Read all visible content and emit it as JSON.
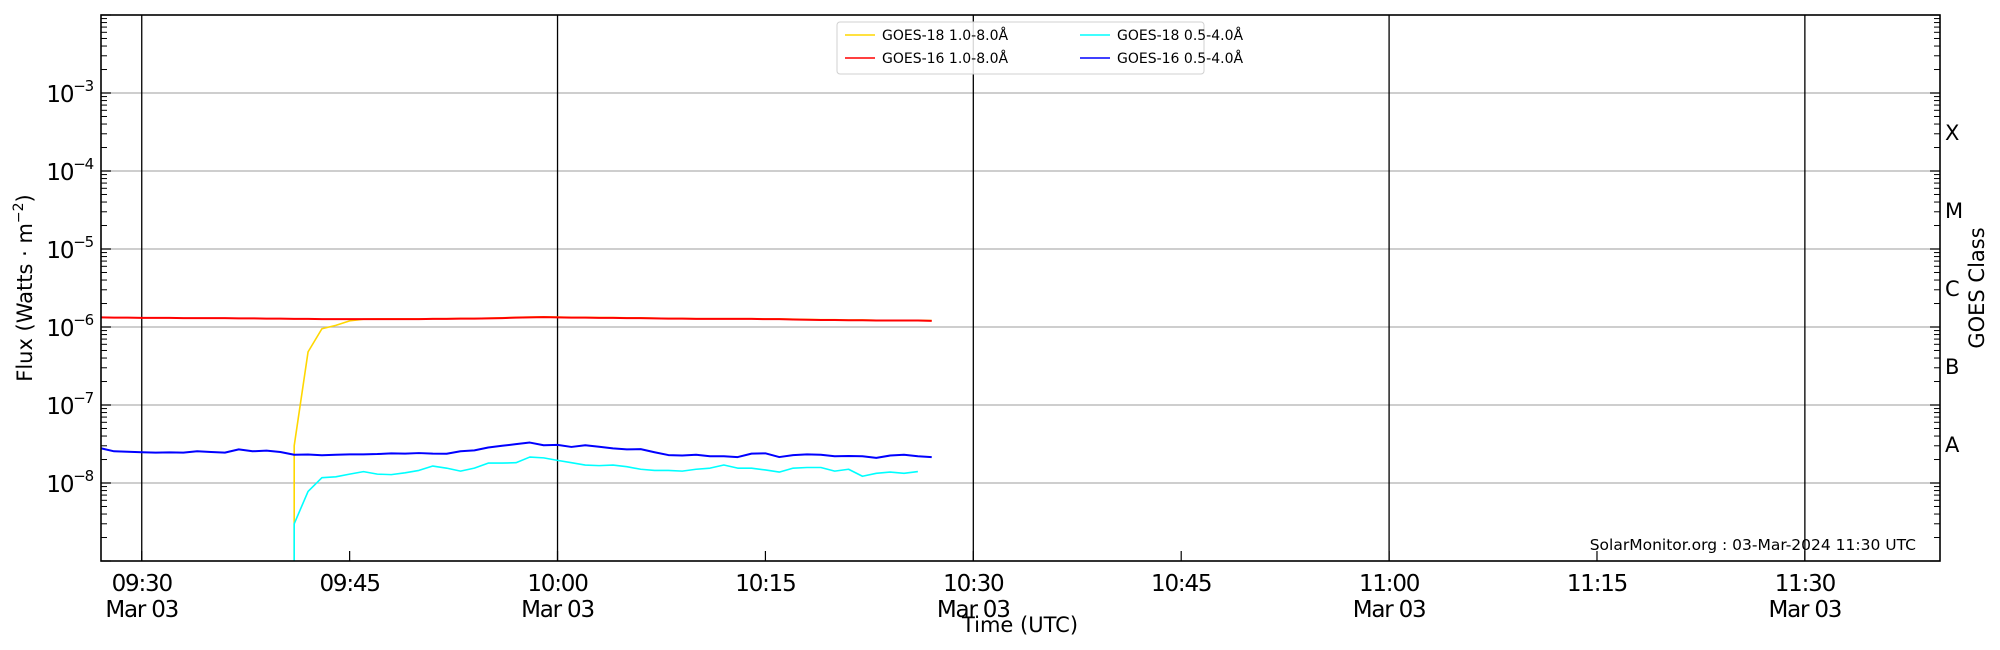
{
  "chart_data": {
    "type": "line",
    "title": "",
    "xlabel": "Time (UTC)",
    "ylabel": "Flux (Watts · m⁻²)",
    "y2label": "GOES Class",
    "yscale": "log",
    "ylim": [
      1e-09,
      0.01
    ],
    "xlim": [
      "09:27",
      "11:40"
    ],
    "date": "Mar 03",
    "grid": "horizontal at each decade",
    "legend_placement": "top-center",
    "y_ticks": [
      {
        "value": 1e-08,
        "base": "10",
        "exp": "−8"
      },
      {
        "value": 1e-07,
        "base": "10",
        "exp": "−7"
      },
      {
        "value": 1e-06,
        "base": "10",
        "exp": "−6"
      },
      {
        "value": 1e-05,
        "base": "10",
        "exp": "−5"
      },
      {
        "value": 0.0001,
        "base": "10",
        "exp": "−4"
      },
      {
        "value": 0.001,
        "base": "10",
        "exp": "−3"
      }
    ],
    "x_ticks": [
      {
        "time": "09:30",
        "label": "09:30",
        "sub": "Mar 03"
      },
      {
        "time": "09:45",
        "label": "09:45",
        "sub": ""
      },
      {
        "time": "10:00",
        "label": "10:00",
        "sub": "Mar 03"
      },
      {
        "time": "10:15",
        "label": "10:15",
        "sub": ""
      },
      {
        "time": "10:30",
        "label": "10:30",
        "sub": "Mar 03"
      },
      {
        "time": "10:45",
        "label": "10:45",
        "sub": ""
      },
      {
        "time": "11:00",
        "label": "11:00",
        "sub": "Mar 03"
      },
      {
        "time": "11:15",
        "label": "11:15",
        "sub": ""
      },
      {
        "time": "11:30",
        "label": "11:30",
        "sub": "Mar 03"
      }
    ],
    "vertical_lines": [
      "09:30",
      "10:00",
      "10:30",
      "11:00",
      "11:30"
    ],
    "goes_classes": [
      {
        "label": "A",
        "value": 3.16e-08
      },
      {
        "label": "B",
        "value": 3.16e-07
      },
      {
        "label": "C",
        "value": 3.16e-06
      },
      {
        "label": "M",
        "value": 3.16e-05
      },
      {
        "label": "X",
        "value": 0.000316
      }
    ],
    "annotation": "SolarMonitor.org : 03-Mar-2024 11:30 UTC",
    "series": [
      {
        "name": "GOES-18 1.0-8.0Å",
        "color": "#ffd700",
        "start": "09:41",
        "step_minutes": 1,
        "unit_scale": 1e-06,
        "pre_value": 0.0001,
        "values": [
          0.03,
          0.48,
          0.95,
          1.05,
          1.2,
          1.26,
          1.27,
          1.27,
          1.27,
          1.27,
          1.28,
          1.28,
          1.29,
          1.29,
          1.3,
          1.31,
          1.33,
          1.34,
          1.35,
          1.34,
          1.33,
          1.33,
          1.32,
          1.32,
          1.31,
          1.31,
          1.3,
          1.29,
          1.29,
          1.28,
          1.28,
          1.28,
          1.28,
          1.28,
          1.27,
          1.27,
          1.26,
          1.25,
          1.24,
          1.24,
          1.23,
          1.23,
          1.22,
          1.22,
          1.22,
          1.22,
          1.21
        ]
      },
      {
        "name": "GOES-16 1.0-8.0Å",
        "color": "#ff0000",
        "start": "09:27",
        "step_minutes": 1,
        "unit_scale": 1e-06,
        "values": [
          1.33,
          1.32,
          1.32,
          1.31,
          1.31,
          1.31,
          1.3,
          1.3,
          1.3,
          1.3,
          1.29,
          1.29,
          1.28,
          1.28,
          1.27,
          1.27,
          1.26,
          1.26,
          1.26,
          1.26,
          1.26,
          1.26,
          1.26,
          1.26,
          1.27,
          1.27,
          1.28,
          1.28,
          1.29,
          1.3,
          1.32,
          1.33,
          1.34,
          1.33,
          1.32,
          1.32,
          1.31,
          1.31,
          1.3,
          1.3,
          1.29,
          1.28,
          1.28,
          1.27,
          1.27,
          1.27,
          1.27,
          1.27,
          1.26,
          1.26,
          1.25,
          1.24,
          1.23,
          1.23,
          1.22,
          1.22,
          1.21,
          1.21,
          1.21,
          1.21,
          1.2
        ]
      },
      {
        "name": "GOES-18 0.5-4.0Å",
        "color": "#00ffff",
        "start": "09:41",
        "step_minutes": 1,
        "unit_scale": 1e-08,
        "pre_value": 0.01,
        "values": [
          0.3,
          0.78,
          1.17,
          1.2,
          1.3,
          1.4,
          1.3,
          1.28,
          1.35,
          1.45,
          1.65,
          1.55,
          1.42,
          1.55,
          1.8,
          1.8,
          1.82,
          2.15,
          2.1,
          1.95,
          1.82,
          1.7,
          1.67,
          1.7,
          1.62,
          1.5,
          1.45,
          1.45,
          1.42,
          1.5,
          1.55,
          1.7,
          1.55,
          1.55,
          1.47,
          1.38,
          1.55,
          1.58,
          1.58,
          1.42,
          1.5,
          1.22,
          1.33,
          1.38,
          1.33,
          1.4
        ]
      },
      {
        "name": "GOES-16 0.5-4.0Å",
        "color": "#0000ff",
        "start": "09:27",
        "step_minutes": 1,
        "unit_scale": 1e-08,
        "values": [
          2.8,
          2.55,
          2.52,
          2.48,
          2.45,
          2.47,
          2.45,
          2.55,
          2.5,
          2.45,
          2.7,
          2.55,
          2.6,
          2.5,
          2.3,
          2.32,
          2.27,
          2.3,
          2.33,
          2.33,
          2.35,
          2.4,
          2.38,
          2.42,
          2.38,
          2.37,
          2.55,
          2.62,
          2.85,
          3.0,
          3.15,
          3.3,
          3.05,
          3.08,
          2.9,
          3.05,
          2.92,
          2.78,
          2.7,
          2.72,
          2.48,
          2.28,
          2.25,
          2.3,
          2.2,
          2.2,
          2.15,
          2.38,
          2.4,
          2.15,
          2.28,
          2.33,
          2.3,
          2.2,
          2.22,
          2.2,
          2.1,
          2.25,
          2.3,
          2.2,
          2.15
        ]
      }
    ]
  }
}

■ ■ ■ ■

What you should do:
Go through the data above and transcribe it in full, omitting any image.

Exercise output:
Read all visible content and emit it as JSON.
{
  "chart_data": {
    "type": "line",
    "title": "",
    "xlabel": "Time (UTC)",
    "ylabel": "Flux (Watts · m⁻²)",
    "y2label": "GOES Class",
    "yscale": "log",
    "ylim": [
      1e-09,
      0.01
    ],
    "xlim": [
      "09:27",
      "11:40"
    ],
    "date": "Mar 03",
    "grid": "horizontal at each decade",
    "legend_placement": "top-center",
    "y_ticks": [
      {
        "value": 1e-08,
        "base": "10",
        "exp": "−8"
      },
      {
        "value": 1e-07,
        "base": "10",
        "exp": "−7"
      },
      {
        "value": 1e-06,
        "base": "10",
        "exp": "−6"
      },
      {
        "value": 1e-05,
        "base": "10",
        "exp": "−5"
      },
      {
        "value": 0.0001,
        "base": "10",
        "exp": "−4"
      },
      {
        "value": 0.001,
        "base": "10",
        "exp": "−3"
      }
    ],
    "x_ticks": [
      {
        "time": "09:30",
        "label": "09:30",
        "sub": "Mar 03"
      },
      {
        "time": "09:45",
        "label": "09:45",
        "sub": ""
      },
      {
        "time": "10:00",
        "label": "10:00",
        "sub": "Mar 03"
      },
      {
        "time": "10:15",
        "label": "10:15",
        "sub": ""
      },
      {
        "time": "10:30",
        "label": "10:30",
        "sub": "Mar 03"
      },
      {
        "time": "10:45",
        "label": "10:45",
        "sub": ""
      },
      {
        "time": "11:00",
        "label": "11:00",
        "sub": "Mar 03"
      },
      {
        "time": "11:15",
        "label": "11:15",
        "sub": ""
      },
      {
        "time": "11:30",
        "label": "11:30",
        "sub": "Mar 03"
      }
    ],
    "vertical_lines": [
      "09:30",
      "10:00",
      "10:30",
      "11:00",
      "11:30"
    ],
    "goes_classes": [
      {
        "label": "A",
        "value": 3.16e-08
      },
      {
        "label": "B",
        "value": 3.16e-07
      },
      {
        "label": "C",
        "value": 3.16e-06
      },
      {
        "label": "M",
        "value": 3.16e-05
      },
      {
        "label": "X",
        "value": 0.000316
      }
    ],
    "annotation": "SolarMonitor.org : 03-Mar-2024 11:30 UTC",
    "series": [
      {
        "name": "GOES-18 1.0-8.0Å",
        "color": "#ffd700",
        "start": "09:41",
        "step_minutes": 1,
        "unit_scale": 1e-06,
        "pre_value": 0.0001,
        "values": [
          0.03,
          0.48,
          0.95,
          1.05,
          1.2,
          1.26,
          1.27,
          1.27,
          1.27,
          1.27,
          1.28,
          1.28,
          1.29,
          1.29,
          1.3,
          1.31,
          1.33,
          1.34,
          1.35,
          1.34,
          1.33,
          1.33,
          1.32,
          1.32,
          1.31,
          1.31,
          1.3,
          1.29,
          1.29,
          1.28,
          1.28,
          1.28,
          1.28,
          1.28,
          1.27,
          1.27,
          1.26,
          1.25,
          1.24,
          1.24,
          1.23,
          1.23,
          1.22,
          1.22,
          1.22,
          1.22,
          1.21
        ]
      },
      {
        "name": "GOES-16 1.0-8.0Å",
        "color": "#ff0000",
        "start": "09:27",
        "step_minutes": 1,
        "unit_scale": 1e-06,
        "values": [
          1.33,
          1.32,
          1.32,
          1.31,
          1.31,
          1.31,
          1.3,
          1.3,
          1.3,
          1.3,
          1.29,
          1.29,
          1.28,
          1.28,
          1.27,
          1.27,
          1.26,
          1.26,
          1.26,
          1.26,
          1.26,
          1.26,
          1.26,
          1.26,
          1.27,
          1.27,
          1.28,
          1.28,
          1.29,
          1.3,
          1.32,
          1.33,
          1.34,
          1.33,
          1.32,
          1.32,
          1.31,
          1.31,
          1.3,
          1.3,
          1.29,
          1.28,
          1.28,
          1.27,
          1.27,
          1.27,
          1.27,
          1.27,
          1.26,
          1.26,
          1.25,
          1.24,
          1.23,
          1.23,
          1.22,
          1.22,
          1.21,
          1.21,
          1.21,
          1.21,
          1.2
        ]
      },
      {
        "name": "GOES-18 0.5-4.0Å",
        "color": "#00ffff",
        "start": "09:41",
        "step_minutes": 1,
        "unit_scale": 1e-08,
        "pre_value": 0.01,
        "values": [
          0.3,
          0.78,
          1.17,
          1.2,
          1.3,
          1.4,
          1.3,
          1.28,
          1.35,
          1.45,
          1.65,
          1.55,
          1.42,
          1.55,
          1.8,
          1.8,
          1.82,
          2.15,
          2.1,
          1.95,
          1.82,
          1.7,
          1.67,
          1.7,
          1.62,
          1.5,
          1.45,
          1.45,
          1.42,
          1.5,
          1.55,
          1.7,
          1.55,
          1.55,
          1.47,
          1.38,
          1.55,
          1.58,
          1.58,
          1.42,
          1.5,
          1.22,
          1.33,
          1.38,
          1.33,
          1.4
        ]
      },
      {
        "name": "GOES-16 0.5-4.0Å",
        "color": "#0000ff",
        "start": "09:27",
        "step_minutes": 1,
        "unit_scale": 1e-08,
        "values": [
          2.8,
          2.55,
          2.52,
          2.48,
          2.45,
          2.47,
          2.45,
          2.55,
          2.5,
          2.45,
          2.7,
          2.55,
          2.6,
          2.5,
          2.3,
          2.32,
          2.27,
          2.3,
          2.33,
          2.33,
          2.35,
          2.4,
          2.38,
          2.42,
          2.38,
          2.37,
          2.55,
          2.62,
          2.85,
          3.0,
          3.15,
          3.3,
          3.05,
          3.08,
          2.9,
          3.05,
          2.92,
          2.78,
          2.7,
          2.72,
          2.48,
          2.28,
          2.25,
          2.3,
          2.2,
          2.2,
          2.15,
          2.38,
          2.4,
          2.15,
          2.28,
          2.33,
          2.3,
          2.2,
          2.22,
          2.2,
          2.1,
          2.25,
          2.3,
          2.2,
          2.15
        ]
      }
    ]
  }
}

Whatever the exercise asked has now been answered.